Copy the data that follows exactly. Include no pictures.

- **Extracted information**:
** start **
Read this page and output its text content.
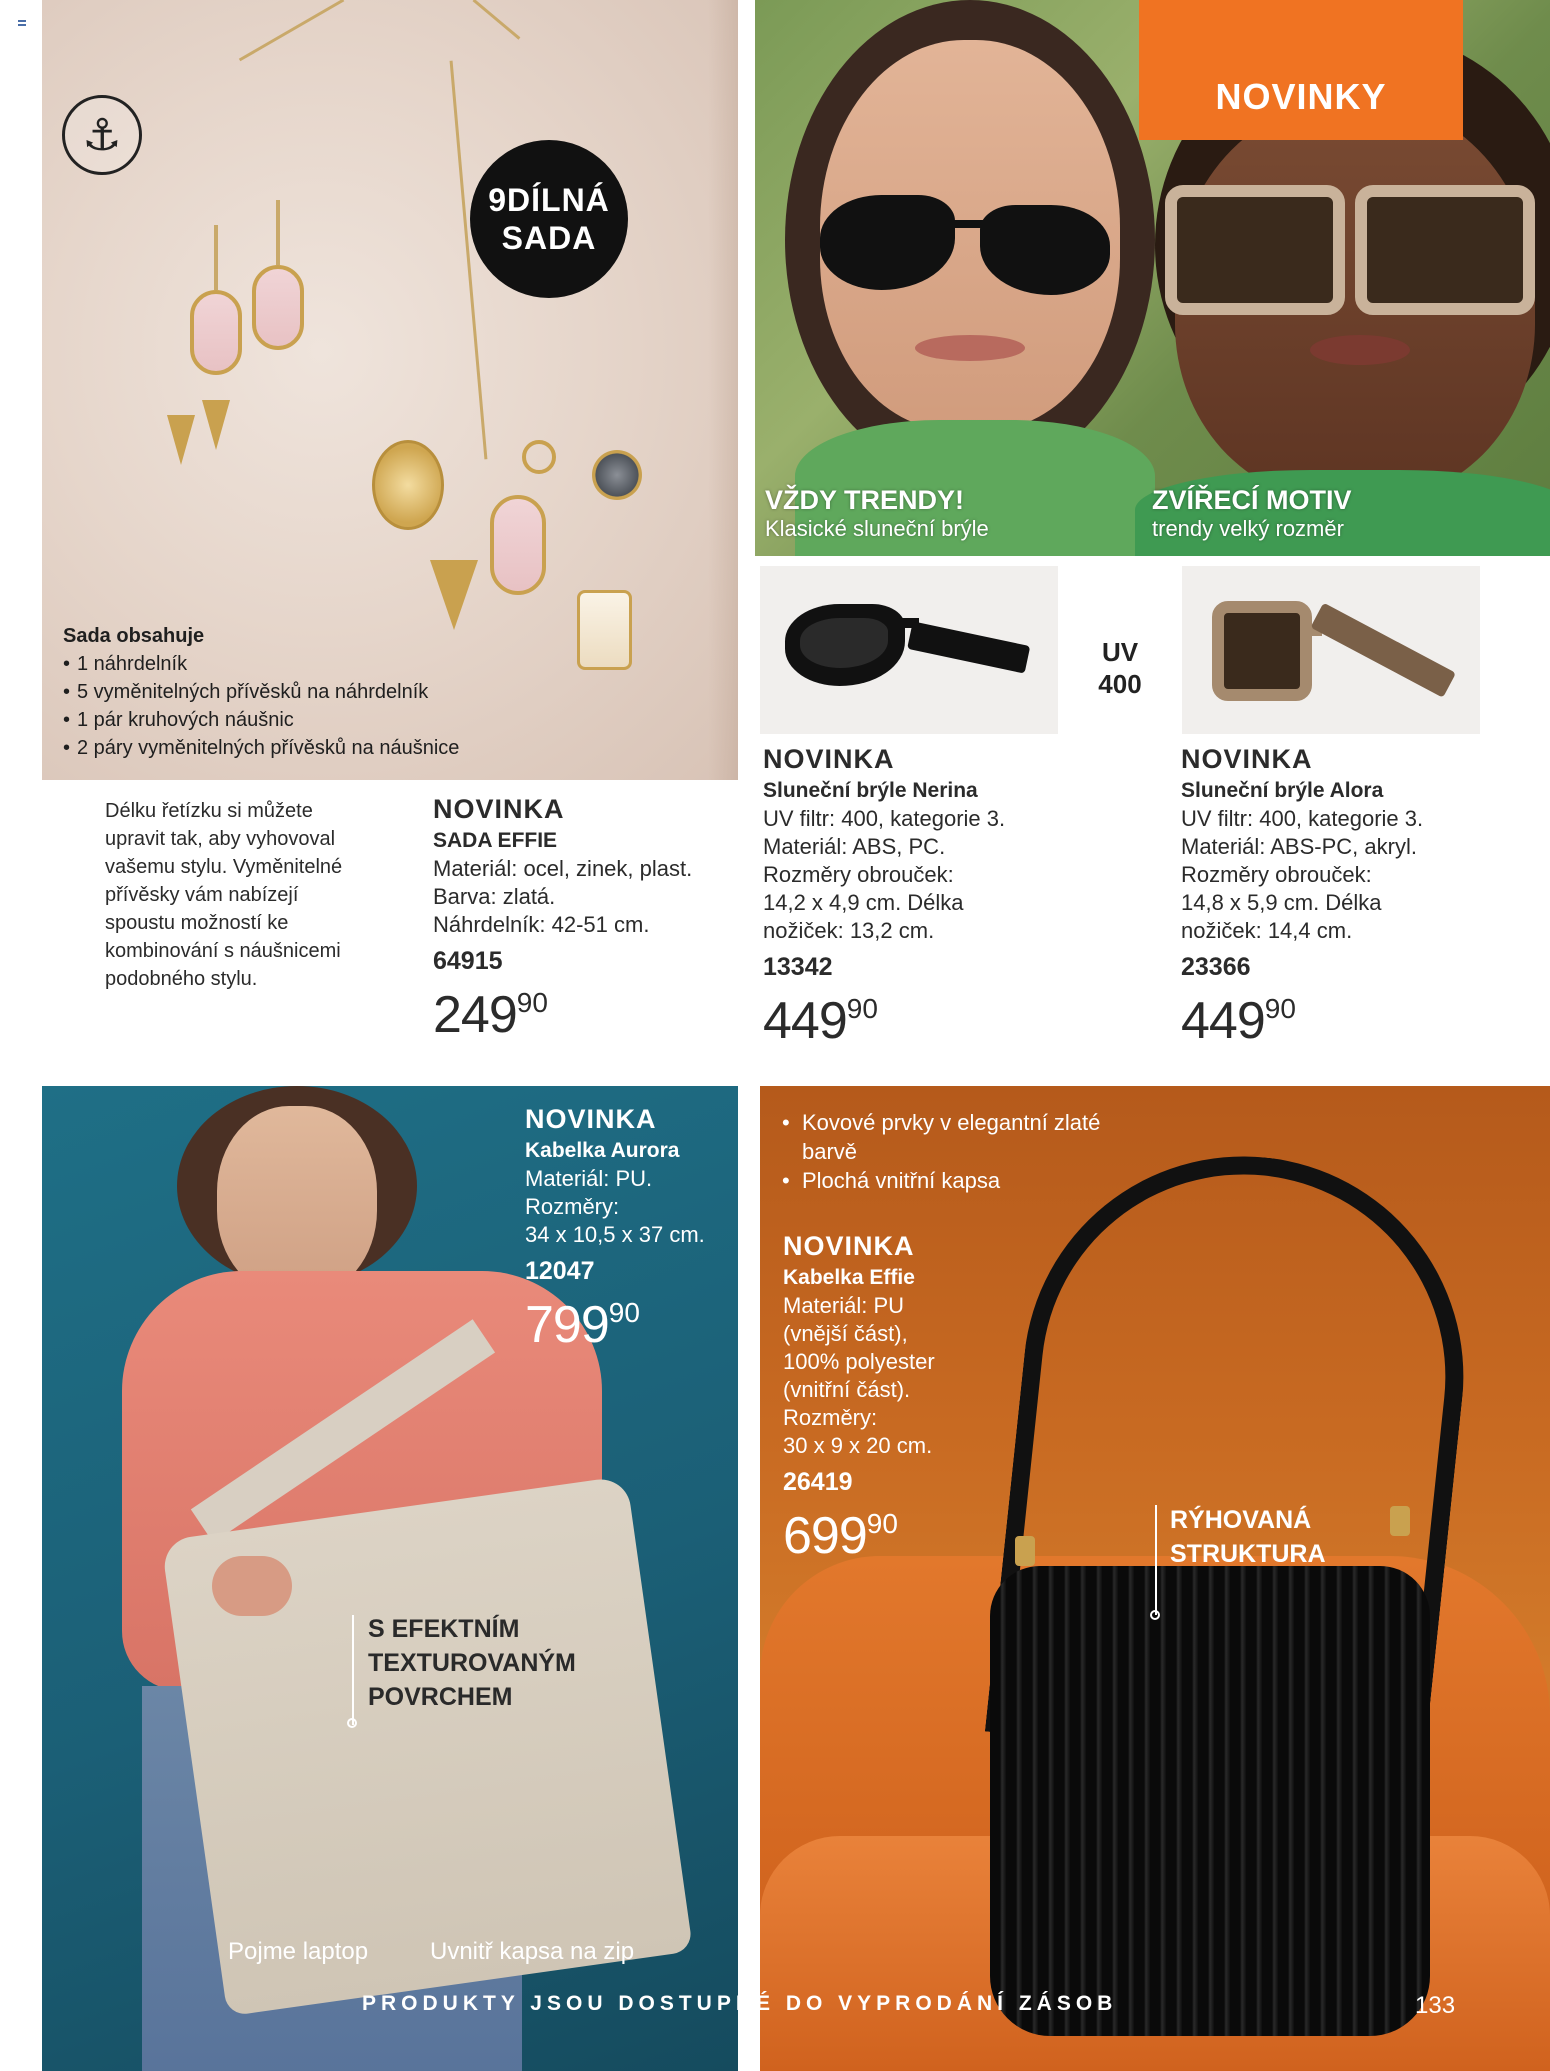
⚓
9DÍLNÁ
SADA
Sada obsahuje
• 1 náhrdelník
• 5 vyměnitelných přívěsků na náhrdelník
• 1 pár kruhových náušnic
• 2 páry vyměnitelných přívěsků na náušnice
Délku řetízku si můžete upravit tak, aby vyhovoval vašemu stylu. Vyměnitelné přívěsky vám nabízejí spoustu možností ke kombinování s náušnicemi podobného stylu.
NOVINKA
SADA EFFIE
Materiál: ocel, zinek, plast.
Barva: zlatá.
Náhrdelník: 42-51 cm.
64915
$249^{90}$
NOVINKY
VŽDY TRENDY!
Klasické sluneční brýle
ZVÍŘECÍ MOTIV
trendy velký rozměr
UV
400
NOVINKA
Sluneční brýle Nerina
UV filtr: 400, kategorie 3.
Materiál: ABS, PC.
Rozměry obrouček:
14,2 x 4,9 cm. Délka
nožiček: 13,2 cm.
13342
$449^{90}$
NOVINKA
Sluneční brýle Alora
UV filtr: 400, kategorie 3.
Materiál: ABS-PC, akryl.
Rozměry obrouček:
14,8 x 5,9 cm. Délka
nožiček: 14,4 cm.
23366
$449^{90}$
NOVINKA
Kabelka Aurora
Materiál: PU.
Rozměry:
34 x 10,5 x 37 cm.
12047
$799^{90}$
S EFEKTNÍM
TEXTUROVANÝM
POVRCHEM
Pojme laptop	Uvnitř kapsa na zip
• Kovové prvky v elegantní zlaté barvě
• Plochá vnitřní kapsa
NOVINKA
Kabelka Effie
Materiál: PU
(vnější část),
100% polyester
(vnitřní část).
Rozměry:
30 x 9 x 20 cm.
26419
$699^{90}$	RÝHOVANÁ
STRUKTURA
PRODUKTY JSOU DOSTUPNÉ DO VYPRODÁNÍ ZÁSOB	133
** end **
- **Written solution**:
Read this page and output its text content.
⚓
9DÍLNÁ
SADA
Sada obsahuje
• 1 náhrdelník
• 5 vyměnitelných přívěsků na náhrdelník
• 1 pár kruhových náušnic
• 2 páry vyměnitelných přívěsků na náušnice
Délku řetízku si můžete upravit tak, aby vyhovoval vašemu stylu. Vyměnitelné přívěsky vám nabízejí spoustu možností ke kombinování s náušnicemi podobného stylu.
NOVINKA
SADA EFFIE
Materiál: ocel, zinek, plast.
Barva: zlatá.
Náhrdelník: 42-51 cm.
64915
$249^{90}$
NOVINKY
VŽDY TRENDY!
Klasické sluneční brýle
ZVÍŘECÍ MOTIV
trendy velký rozměr
UV
400
NOVINKA
Sluneční brýle Nerina
UV filtr: 400, kategorie 3.
Materiál: ABS, PC.
Rozměry obrouček:
14,2 x 4,9 cm. Délka
nožiček: 13,2 cm.
13342
$449^{90}$
NOVINKA
Sluneční brýle Alora
UV filtr: 400, kategorie 3.
Materiál: ABS-PC, akryl.
Rozměry obrouček:
14,8 x 5,9 cm. Délka
nožiček: 14,4 cm.
23366
$449^{90}$
NOVINKA
Kabelka Aurora
Materiál: PU.
Rozměry:
34 x 10,5 x 37 cm.
12047
$799^{90}$
S EFEKTNÍM
TEXTUROVANÝM
POVRCHEM
Pojme laptop	Uvnitř kapsa na zip
• Kovové prvky v elegantní zlaté barvě
• Plochá vnitřní kapsa
NOVINKA
Kabelka Effie
Materiál: PU
(vnější část),
100% polyester
(vnitřní část).
Rozměry:
30 x 9 x 20 cm.
26419
$699^{90}$	RÝHOVANÁ
STRUKTURA
PRODUKTY JSOU DOSTUPNÉ DO VYPRODÁNÍ ZÁSOB	133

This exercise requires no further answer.